***** Information provided
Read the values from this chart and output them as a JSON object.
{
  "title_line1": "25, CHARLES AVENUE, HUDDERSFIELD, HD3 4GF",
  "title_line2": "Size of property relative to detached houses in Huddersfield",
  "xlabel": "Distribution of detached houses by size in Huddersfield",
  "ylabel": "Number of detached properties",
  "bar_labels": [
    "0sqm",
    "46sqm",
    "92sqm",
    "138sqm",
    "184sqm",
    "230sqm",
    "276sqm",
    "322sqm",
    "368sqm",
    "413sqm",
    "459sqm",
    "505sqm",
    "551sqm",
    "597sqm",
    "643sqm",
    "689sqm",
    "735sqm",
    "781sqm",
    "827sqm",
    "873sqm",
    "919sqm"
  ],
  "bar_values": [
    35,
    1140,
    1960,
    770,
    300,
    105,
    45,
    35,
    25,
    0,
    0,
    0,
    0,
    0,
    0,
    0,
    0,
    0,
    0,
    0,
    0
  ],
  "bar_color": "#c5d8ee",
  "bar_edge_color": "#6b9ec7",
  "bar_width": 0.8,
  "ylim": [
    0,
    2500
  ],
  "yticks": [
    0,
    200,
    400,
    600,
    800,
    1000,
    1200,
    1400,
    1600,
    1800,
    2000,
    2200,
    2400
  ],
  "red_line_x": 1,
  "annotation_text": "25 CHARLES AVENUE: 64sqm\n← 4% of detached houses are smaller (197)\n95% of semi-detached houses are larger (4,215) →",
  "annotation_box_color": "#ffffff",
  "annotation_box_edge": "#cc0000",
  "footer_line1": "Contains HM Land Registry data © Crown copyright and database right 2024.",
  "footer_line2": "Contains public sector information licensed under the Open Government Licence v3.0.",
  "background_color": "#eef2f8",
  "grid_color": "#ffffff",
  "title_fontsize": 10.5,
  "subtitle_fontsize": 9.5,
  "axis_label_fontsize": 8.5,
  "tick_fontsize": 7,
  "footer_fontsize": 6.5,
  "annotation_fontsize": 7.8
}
**********
» Goal
Collect each line containing the string "houses".

» Result for this task
  "title_line2": "Size of property relative to detached houses in Huddersfield",
  "xlabel": "Distribution of detached houses by size in Huddersfield",
  "annotation_text": "25 CHARLES AVENUE: 64sqm\n← 4% of detached houses are smaller (197)\n95% of semi-detached houses are larger (4,215) →",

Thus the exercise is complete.